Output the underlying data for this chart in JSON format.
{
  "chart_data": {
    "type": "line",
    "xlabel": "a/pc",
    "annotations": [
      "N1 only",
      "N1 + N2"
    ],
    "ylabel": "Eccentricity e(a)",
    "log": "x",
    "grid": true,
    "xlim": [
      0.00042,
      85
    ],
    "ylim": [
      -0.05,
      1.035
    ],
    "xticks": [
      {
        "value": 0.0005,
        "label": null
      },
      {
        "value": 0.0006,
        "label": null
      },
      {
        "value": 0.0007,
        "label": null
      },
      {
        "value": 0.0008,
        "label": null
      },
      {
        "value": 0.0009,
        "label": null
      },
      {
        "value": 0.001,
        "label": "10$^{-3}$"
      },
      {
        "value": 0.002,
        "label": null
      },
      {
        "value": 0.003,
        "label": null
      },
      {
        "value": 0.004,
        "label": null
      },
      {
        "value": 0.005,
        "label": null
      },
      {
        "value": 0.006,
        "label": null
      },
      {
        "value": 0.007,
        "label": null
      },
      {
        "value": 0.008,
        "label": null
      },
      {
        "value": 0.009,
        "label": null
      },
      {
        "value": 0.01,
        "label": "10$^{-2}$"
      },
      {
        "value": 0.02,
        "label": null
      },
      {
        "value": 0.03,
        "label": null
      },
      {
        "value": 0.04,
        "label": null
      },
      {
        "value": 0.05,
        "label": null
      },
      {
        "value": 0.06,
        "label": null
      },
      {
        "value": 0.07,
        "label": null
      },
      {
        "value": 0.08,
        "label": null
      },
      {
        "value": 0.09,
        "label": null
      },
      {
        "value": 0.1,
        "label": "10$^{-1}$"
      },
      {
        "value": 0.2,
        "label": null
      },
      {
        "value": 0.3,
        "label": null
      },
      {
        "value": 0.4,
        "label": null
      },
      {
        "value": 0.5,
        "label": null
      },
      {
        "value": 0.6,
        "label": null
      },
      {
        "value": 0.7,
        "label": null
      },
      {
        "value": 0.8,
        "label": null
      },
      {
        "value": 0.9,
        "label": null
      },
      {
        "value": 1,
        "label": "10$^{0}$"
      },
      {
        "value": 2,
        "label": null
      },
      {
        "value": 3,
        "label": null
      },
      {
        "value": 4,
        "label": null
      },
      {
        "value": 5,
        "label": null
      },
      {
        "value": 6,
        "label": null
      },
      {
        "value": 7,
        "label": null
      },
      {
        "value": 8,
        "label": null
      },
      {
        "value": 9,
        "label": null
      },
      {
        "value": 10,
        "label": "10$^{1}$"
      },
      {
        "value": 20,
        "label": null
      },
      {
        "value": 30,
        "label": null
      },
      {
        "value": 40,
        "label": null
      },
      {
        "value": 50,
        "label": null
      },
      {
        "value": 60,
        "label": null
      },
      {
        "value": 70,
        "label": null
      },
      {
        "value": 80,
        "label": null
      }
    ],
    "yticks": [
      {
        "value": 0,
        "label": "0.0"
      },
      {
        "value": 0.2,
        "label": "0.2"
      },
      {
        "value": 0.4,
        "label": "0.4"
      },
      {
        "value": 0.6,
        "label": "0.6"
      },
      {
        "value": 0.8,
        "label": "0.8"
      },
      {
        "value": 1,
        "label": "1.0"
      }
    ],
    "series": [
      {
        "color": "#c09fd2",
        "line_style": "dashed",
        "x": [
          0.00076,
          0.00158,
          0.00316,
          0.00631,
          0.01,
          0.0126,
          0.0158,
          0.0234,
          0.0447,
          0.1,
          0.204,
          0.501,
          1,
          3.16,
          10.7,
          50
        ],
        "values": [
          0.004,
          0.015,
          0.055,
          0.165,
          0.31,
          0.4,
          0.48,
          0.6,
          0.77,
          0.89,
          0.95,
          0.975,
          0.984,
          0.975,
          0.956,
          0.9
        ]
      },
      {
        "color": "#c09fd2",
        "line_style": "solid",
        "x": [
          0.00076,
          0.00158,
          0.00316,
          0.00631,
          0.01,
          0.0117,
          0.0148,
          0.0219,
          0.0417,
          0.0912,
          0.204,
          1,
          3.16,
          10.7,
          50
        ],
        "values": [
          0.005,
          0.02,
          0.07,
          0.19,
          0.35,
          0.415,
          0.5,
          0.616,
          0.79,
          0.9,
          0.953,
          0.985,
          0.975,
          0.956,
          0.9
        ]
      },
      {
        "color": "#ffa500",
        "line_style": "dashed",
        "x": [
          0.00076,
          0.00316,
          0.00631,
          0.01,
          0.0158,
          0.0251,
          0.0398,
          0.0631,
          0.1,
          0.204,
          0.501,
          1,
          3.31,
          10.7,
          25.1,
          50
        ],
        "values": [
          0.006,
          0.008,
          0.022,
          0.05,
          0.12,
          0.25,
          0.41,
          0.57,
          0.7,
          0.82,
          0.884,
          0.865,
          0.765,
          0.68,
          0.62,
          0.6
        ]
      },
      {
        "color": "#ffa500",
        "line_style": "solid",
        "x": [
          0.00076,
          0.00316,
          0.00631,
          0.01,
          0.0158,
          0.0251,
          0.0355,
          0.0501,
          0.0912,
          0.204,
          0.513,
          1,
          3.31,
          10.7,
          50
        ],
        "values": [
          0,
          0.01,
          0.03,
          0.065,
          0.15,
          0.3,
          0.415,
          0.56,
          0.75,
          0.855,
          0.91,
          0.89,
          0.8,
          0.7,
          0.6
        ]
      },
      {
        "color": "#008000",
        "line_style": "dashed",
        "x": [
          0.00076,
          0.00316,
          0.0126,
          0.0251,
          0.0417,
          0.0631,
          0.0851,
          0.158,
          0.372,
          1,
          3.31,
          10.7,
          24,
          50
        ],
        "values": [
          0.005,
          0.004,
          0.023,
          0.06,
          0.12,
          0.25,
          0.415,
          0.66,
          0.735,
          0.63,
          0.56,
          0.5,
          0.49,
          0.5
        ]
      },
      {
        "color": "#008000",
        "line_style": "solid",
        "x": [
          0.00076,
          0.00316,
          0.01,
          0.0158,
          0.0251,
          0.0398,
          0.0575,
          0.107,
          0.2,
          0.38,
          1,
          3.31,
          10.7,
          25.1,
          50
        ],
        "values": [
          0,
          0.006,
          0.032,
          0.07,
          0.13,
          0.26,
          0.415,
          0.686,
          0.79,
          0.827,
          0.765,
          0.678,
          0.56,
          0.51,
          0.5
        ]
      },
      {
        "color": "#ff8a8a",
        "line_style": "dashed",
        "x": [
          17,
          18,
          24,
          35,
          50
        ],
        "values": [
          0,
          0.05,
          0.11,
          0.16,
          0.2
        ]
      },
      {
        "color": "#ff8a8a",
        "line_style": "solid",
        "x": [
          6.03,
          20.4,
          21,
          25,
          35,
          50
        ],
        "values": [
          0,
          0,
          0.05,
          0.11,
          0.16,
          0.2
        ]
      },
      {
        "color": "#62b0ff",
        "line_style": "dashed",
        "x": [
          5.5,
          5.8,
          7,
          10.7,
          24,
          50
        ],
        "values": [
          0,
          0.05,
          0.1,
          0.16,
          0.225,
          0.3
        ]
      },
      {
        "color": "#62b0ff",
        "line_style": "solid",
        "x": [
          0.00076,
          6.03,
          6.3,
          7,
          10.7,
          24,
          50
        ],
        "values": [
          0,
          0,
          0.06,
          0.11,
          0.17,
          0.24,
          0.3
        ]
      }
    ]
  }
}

------------------------------------------------------------

Repeat the material above in full, exactly as it stands.

FINISHED TASK —
Output the underlying data for this chart in JSON format.
{
  "chart_data": {
    "type": "line",
    "xlabel": "a/pc",
    "annotations": [
      "N1 only",
      "N1 + N2"
    ],
    "ylabel": "Eccentricity e(a)",
    "log": "x",
    "grid": true,
    "xlim": [
      0.00042,
      85
    ],
    "ylim": [
      -0.05,
      1.035
    ],
    "xticks": [
      {
        "value": 0.0005,
        "label": null
      },
      {
        "value": 0.0006,
        "label": null
      },
      {
        "value": 0.0007,
        "label": null
      },
      {
        "value": 0.0008,
        "label": null
      },
      {
        "value": 0.0009,
        "label": null
      },
      {
        "value": 0.001,
        "label": "10$^{-3}$"
      },
      {
        "value": 0.002,
        "label": null
      },
      {
        "value": 0.003,
        "label": null
      },
      {
        "value": 0.004,
        "label": null
      },
      {
        "value": 0.005,
        "label": null
      },
      {
        "value": 0.006,
        "label": null
      },
      {
        "value": 0.007,
        "label": null
      },
      {
        "value": 0.008,
        "label": null
      },
      {
        "value": 0.009,
        "label": null
      },
      {
        "value": 0.01,
        "label": "10$^{-2}$"
      },
      {
        "value": 0.02,
        "label": null
      },
      {
        "value": 0.03,
        "label": null
      },
      {
        "value": 0.04,
        "label": null
      },
      {
        "value": 0.05,
        "label": null
      },
      {
        "value": 0.06,
        "label": null
      },
      {
        "value": 0.07,
        "label": null
      },
      {
        "value": 0.08,
        "label": null
      },
      {
        "value": 0.09,
        "label": null
      },
      {
        "value": 0.1,
        "label": "10$^{-1}$"
      },
      {
        "value": 0.2,
        "label": null
      },
      {
        "value": 0.3,
        "label": null
      },
      {
        "value": 0.4,
        "label": null
      },
      {
        "value": 0.5,
        "label": null
      },
      {
        "value": 0.6,
        "label": null
      },
      {
        "value": 0.7,
        "label": null
      },
      {
        "value": 0.8,
        "label": null
      },
      {
        "value": 0.9,
        "label": null
      },
      {
        "value": 1,
        "label": "10$^{0}$"
      },
      {
        "value": 2,
        "label": null
      },
      {
        "value": 3,
        "label": null
      },
      {
        "value": 4,
        "label": null
      },
      {
        "value": 5,
        "label": null
      },
      {
        "value": 6,
        "label": null
      },
      {
        "value": 7,
        "label": null
      },
      {
        "value": 8,
        "label": null
      },
      {
        "value": 9,
        "label": null
      },
      {
        "value": 10,
        "label": "10$^{1}$"
      },
      {
        "value": 20,
        "label": null
      },
      {
        "value": 30,
        "label": null
      },
      {
        "value": 40,
        "label": null
      },
      {
        "value": 50,
        "label": null
      },
      {
        "value": 60,
        "label": null
      },
      {
        "value": 70,
        "label": null
      },
      {
        "value": 80,
        "label": null
      }
    ],
    "yticks": [
      {
        "value": 0,
        "label": "0.0"
      },
      {
        "value": 0.2,
        "label": "0.2"
      },
      {
        "value": 0.4,
        "label": "0.4"
      },
      {
        "value": 0.6,
        "label": "0.6"
      },
      {
        "value": 0.8,
        "label": "0.8"
      },
      {
        "value": 1,
        "label": "1.0"
      }
    ],
    "series": [
      {
        "color": "#c09fd2",
        "line_style": "dashed",
        "x": [
          0.00076,
          0.00158,
          0.00316,
          0.00631,
          0.01,
          0.0126,
          0.0158,
          0.0234,
          0.0447,
          0.1,
          0.204,
          0.501,
          1,
          3.16,
          10.7,
          50
        ],
        "values": [
          0.004,
          0.015,
          0.055,
          0.165,
          0.31,
          0.4,
          0.48,
          0.6,
          0.77,
          0.89,
          0.95,
          0.975,
          0.984,
          0.975,
          0.956,
          0.9
        ]
      },
      {
        "color": "#c09fd2",
        "line_style": "solid",
        "x": [
          0.00076,
          0.00158,
          0.00316,
          0.00631,
          0.01,
          0.0117,
          0.0148,
          0.0219,
          0.0417,
          0.0912,
          0.204,
          1,
          3.16,
          10.7,
          50
        ],
        "values": [
          0.005,
          0.02,
          0.07,
          0.19,
          0.35,
          0.415,
          0.5,
          0.616,
          0.79,
          0.9,
          0.953,
          0.985,
          0.975,
          0.956,
          0.9
        ]
      },
      {
        "color": "#ffa500",
        "line_style": "dashed",
        "x": [
          0.00076,
          0.00316,
          0.00631,
          0.01,
          0.0158,
          0.0251,
          0.0398,
          0.0631,
          0.1,
          0.204,
          0.501,
          1,
          3.31,
          10.7,
          25.1,
          50
        ],
        "values": [
          0.006,
          0.008,
          0.022,
          0.05,
          0.12,
          0.25,
          0.41,
          0.57,
          0.7,
          0.82,
          0.884,
          0.865,
          0.765,
          0.68,
          0.62,
          0.6
        ]
      },
      {
        "color": "#ffa500",
        "line_style": "solid",
        "x": [
          0.00076,
          0.00316,
          0.00631,
          0.01,
          0.0158,
          0.0251,
          0.0355,
          0.0501,
          0.0912,
          0.204,
          0.513,
          1,
          3.31,
          10.7,
          50
        ],
        "values": [
          0,
          0.01,
          0.03,
          0.065,
          0.15,
          0.3,
          0.415,
          0.56,
          0.75,
          0.855,
          0.91,
          0.89,
          0.8,
          0.7,
          0.6
        ]
      },
      {
        "color": "#008000",
        "line_style": "dashed",
        "x": [
          0.00076,
          0.00316,
          0.0126,
          0.0251,
          0.0417,
          0.0631,
          0.0851,
          0.158,
          0.372,
          1,
          3.31,
          10.7,
          24,
          50
        ],
        "values": [
          0.005,
          0.004,
          0.023,
          0.06,
          0.12,
          0.25,
          0.415,
          0.66,
          0.735,
          0.63,
          0.56,
          0.5,
          0.49,
          0.5
        ]
      },
      {
        "color": "#008000",
        "line_style": "solid",
        "x": [
          0.00076,
          0.00316,
          0.01,
          0.0158,
          0.0251,
          0.0398,
          0.0575,
          0.107,
          0.2,
          0.38,
          1,
          3.31,
          10.7,
          25.1,
          50
        ],
        "values": [
          0,
          0.006,
          0.032,
          0.07,
          0.13,
          0.26,
          0.415,
          0.686,
          0.79,
          0.827,
          0.765,
          0.678,
          0.56,
          0.51,
          0.5
        ]
      },
      {
        "color": "#ff8a8a",
        "line_style": "dashed",
        "x": [
          17,
          18,
          24,
          35,
          50
        ],
        "values": [
          0,
          0.05,
          0.11,
          0.16,
          0.2
        ]
      },
      {
        "color": "#ff8a8a",
        "line_style": "solid",
        "x": [
          6.03,
          20.4,
          21,
          25,
          35,
          50
        ],
        "values": [
          0,
          0,
          0.05,
          0.11,
          0.16,
          0.2
        ]
      },
      {
        "color": "#62b0ff",
        "line_style": "dashed",
        "x": [
          5.5,
          5.8,
          7,
          10.7,
          24,
          50
        ],
        "values": [
          0,
          0.05,
          0.1,
          0.16,
          0.225,
          0.3
        ]
      },
      {
        "color": "#62b0ff",
        "line_style": "solid",
        "x": [
          0.00076,
          6.03,
          6.3,
          7,
          10.7,
          24,
          50
        ],
        "values": [
          0,
          0,
          0.06,
          0.11,
          0.17,
          0.24,
          0.3
        ]
      }
    ]
  }
}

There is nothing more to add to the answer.